Description of the task :: Pull out every line containing the string "type".

(Records that describe figures)
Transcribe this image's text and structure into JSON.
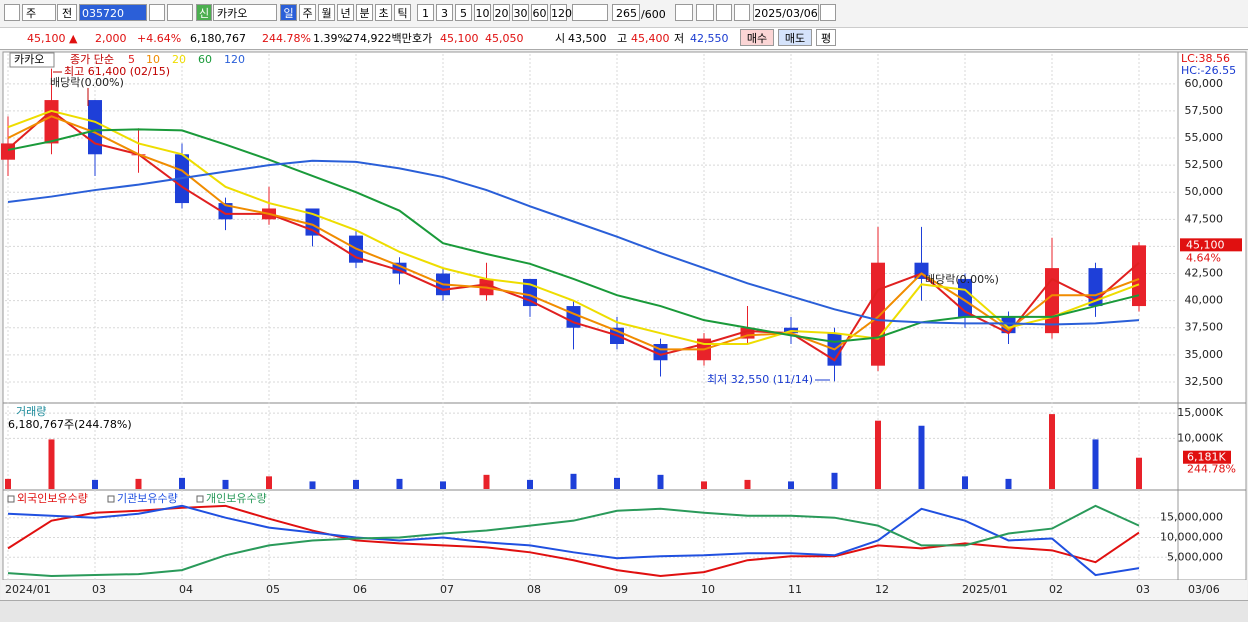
{
  "toolbar": {
    "period": "주",
    "prev": "전",
    "code": "035720",
    "badge": "신",
    "name": "카카오",
    "intervals": [
      "일",
      "주",
      "월",
      "년",
      "분",
      "초",
      "틱"
    ],
    "multipliers": [
      "1",
      "3",
      "5",
      "10",
      "20",
      "30",
      "60",
      "120"
    ],
    "count": "265",
    "max": "/600",
    "date": "2025/03/06"
  },
  "quote": {
    "price": "45,100",
    "arrow": "▲",
    "change": "2,000",
    "rate": "+4.64%",
    "volume": "6,180,767",
    "volume_rate": "244.78%",
    "turnover": "1.39%",
    "amount": "274,922백만",
    "ask_label": "호가",
    "ask": "45,100",
    "bid": "45,050",
    "open_label": "시",
    "open": "43,500",
    "high_label": "고",
    "high": "45,400",
    "low_label": "저",
    "low": "42,550",
    "buy": "매수",
    "sell": "매도",
    "avg": "평"
  },
  "x_end_label": "03/06",
  "chart_data": [
    {
      "type": "candlestick",
      "title": "카카오",
      "legend_label": "종가 단순",
      "up_color": "#e8222a",
      "down_color": "#1e3fd8",
      "open": [
        53000,
        54500,
        58500,
        53500,
        53500,
        49000,
        47500,
        48500,
        46000,
        43500,
        42500,
        40500,
        42000,
        39500,
        37500,
        36000,
        34500,
        36500,
        37500,
        37000,
        34000,
        43500,
        42000,
        38500,
        37000,
        43000,
        39500
      ],
      "high": [
        57000,
        61400,
        58500,
        55900,
        54500,
        49500,
        50500,
        48500,
        46500,
        44000,
        43000,
        43500,
        42000,
        40000,
        38500,
        36500,
        37000,
        39500,
        38500,
        37500,
        46800,
        46800,
        42500,
        39000,
        45800,
        43500,
        45400
      ],
      "low": [
        51500,
        53500,
        51500,
        51800,
        48500,
        46500,
        47000,
        45000,
        43000,
        41500,
        40000,
        40000,
        38500,
        35500,
        35500,
        33000,
        34000,
        36000,
        36000,
        32550,
        33500,
        40000,
        37500,
        36000,
        36500,
        38500,
        39000
      ],
      "close": [
        54500,
        58500,
        53500,
        53500,
        49000,
        47500,
        48500,
        46000,
        43500,
        42500,
        40500,
        42000,
        39500,
        37500,
        36000,
        34500,
        36500,
        37500,
        37000,
        34000,
        43500,
        42000,
        38500,
        37000,
        43000,
        39500,
        45100
      ],
      "series": [
        {
          "name": "5",
          "color": "#e02020",
          "values": [
            54000,
            57500,
            54500,
            53500,
            50500,
            48000,
            48000,
            46500,
            44000,
            42800,
            41000,
            41500,
            40000,
            38000,
            36800,
            35000,
            36000,
            37200,
            37000,
            34500,
            41000,
            42500,
            39000,
            37000,
            42000,
            40000,
            43500
          ]
        },
        {
          "name": "10",
          "color": "#f08c00",
          "values": [
            55000,
            57000,
            55500,
            53500,
            52000,
            48800,
            48000,
            47000,
            44800,
            43200,
            41500,
            41200,
            40500,
            38800,
            37200,
            35500,
            35500,
            36800,
            37000,
            35500,
            38500,
            42500,
            40000,
            37300,
            40500,
            40500,
            42000
          ]
        },
        {
          "name": "20",
          "color": "#eedd00",
          "values": [
            56000,
            57500,
            56500,
            54500,
            53500,
            50500,
            49000,
            48000,
            46500,
            44500,
            43000,
            42000,
            41500,
            40000,
            38000,
            37000,
            36000,
            36000,
            37200,
            37000,
            36500,
            41500,
            41000,
            37500,
            38500,
            40000,
            41500
          ]
        },
        {
          "name": "60",
          "color": "#1a9a3a",
          "values": [
            53900,
            54700,
            55700,
            55800,
            55700,
            54400,
            53000,
            51500,
            50000,
            48300,
            45300,
            44300,
            43400,
            42000,
            40500,
            39500,
            38200,
            37500,
            36800,
            36200,
            36600,
            38000,
            38500,
            38500,
            38500,
            39500,
            40500
          ]
        },
        {
          "name": "120",
          "color": "#2a5fd8",
          "values": [
            49100,
            49600,
            50200,
            50700,
            51300,
            51900,
            52500,
            52900,
            52800,
            52200,
            51400,
            50200,
            48700,
            47300,
            45900,
            44400,
            43000,
            41600,
            40400,
            39200,
            38200,
            38000,
            37900,
            37900,
            37800,
            37900,
            38200
          ]
        }
      ],
      "ylim": [
        30650,
        62750
      ],
      "yticks": [
        {
          "value": 32500,
          "label": "32,500"
        },
        {
          "value": 35000,
          "label": "35,000"
        },
        {
          "value": 37500,
          "label": "37,500"
        },
        {
          "value": 40000,
          "label": "40,000"
        },
        {
          "value": 42500,
          "label": "42,500"
        },
        {
          "value": 45000,
          "label": "45,000"
        },
        {
          "value": 47500,
          "label": "47,500"
        },
        {
          "value": 50000,
          "label": "50,000"
        },
        {
          "value": 52500,
          "label": "52,500"
        },
        {
          "value": 55000,
          "label": "55,000"
        },
        {
          "value": 57500,
          "label": "57,500"
        },
        {
          "value": 60000,
          "label": "60,000"
        }
      ],
      "annotations": [
        "최고 61,400 (02/15)",
        "배당락(0.00%)",
        "배당락(0.00%)",
        "최저 32,550 (11/14)"
      ],
      "lc": "LC:38.56",
      "hc": "HC:-26.55",
      "last_label": "45,100",
      "last_rate": "4.64%",
      "grid": true
    },
    {
      "type": "bar",
      "title": "거래량",
      "subtitle": "6,180,767주(244.78%)",
      "values": [
        2000,
        9800,
        1800,
        2000,
        2200,
        1800,
        2500,
        1500,
        1800,
        2000,
        1500,
        2800,
        1800,
        3000,
        2200,
        2800,
        1500,
        1800,
        1500,
        3200,
        13500,
        12500,
        2500,
        2000,
        14800,
        9800,
        6181
      ],
      "ylim": [
        0,
        16600
      ],
      "yticks": [
        {
          "value": 10000,
          "label": "10,000K"
        },
        {
          "value": 15000,
          "label": "15,000K"
        }
      ],
      "last_label": "6,181K",
      "last_rate": "244.78%",
      "grid": true
    },
    {
      "type": "line",
      "categories": [
        "2024/01",
        null,
        "03",
        null,
        "04",
        null,
        "05",
        null,
        "06",
        null,
        "07",
        null,
        "08",
        null,
        "09",
        null,
        "10",
        null,
        "11",
        null,
        "12",
        null,
        "2025/01",
        null,
        "02",
        null,
        "03"
      ],
      "series": [
        {
          "name": "외국인보유수량",
          "color": "#e01010",
          "values": [
            7250000,
            14250000,
            16250000,
            16750000,
            17500000,
            18000000,
            14750000,
            11750000,
            9250000,
            8500000,
            8000000,
            7500000,
            6250000,
            4250000,
            1750000,
            250000,
            1250000,
            4250000,
            5250000,
            5250000,
            8000000,
            7250000,
            8500000,
            7500000,
            6750000,
            3750000,
            11250000
          ]
        },
        {
          "name": "기관보유수량",
          "color": "#2050e0",
          "values": [
            16000000,
            15500000,
            15000000,
            16000000,
            18000000,
            15000000,
            12500000,
            11250000,
            10000000,
            9250000,
            10000000,
            8750000,
            8000000,
            6250000,
            4750000,
            5250000,
            5500000,
            6000000,
            6000000,
            5500000,
            9250000,
            17250000,
            14250000,
            9250000,
            9750000,
            500000,
            2250000
          ]
        },
        {
          "name": "개인보유수량",
          "color": "#2a9a5a",
          "values": [
            1000000,
            250000,
            500000,
            750000,
            1750000,
            5500000,
            8000000,
            9250000,
            9750000,
            10000000,
            11000000,
            11750000,
            13000000,
            14250000,
            16750000,
            17250000,
            16250000,
            15500000,
            15500000,
            15000000,
            13000000,
            8000000,
            8000000,
            11000000,
            12250000,
            18000000,
            13000000
          ]
        }
      ],
      "ylim": [
        -750000,
        21750000
      ],
      "yticks": [
        {
          "value": 5000000,
          "label": "5,000,000"
        },
        {
          "value": 10000000,
          "label": "10,000,000"
        },
        {
          "value": 15000000,
          "label": "15,000,000"
        }
      ],
      "grid": true
    }
  ]
}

Problem solution ::
      "type": "candlestick",
      "type": "bar",
      "type": "line",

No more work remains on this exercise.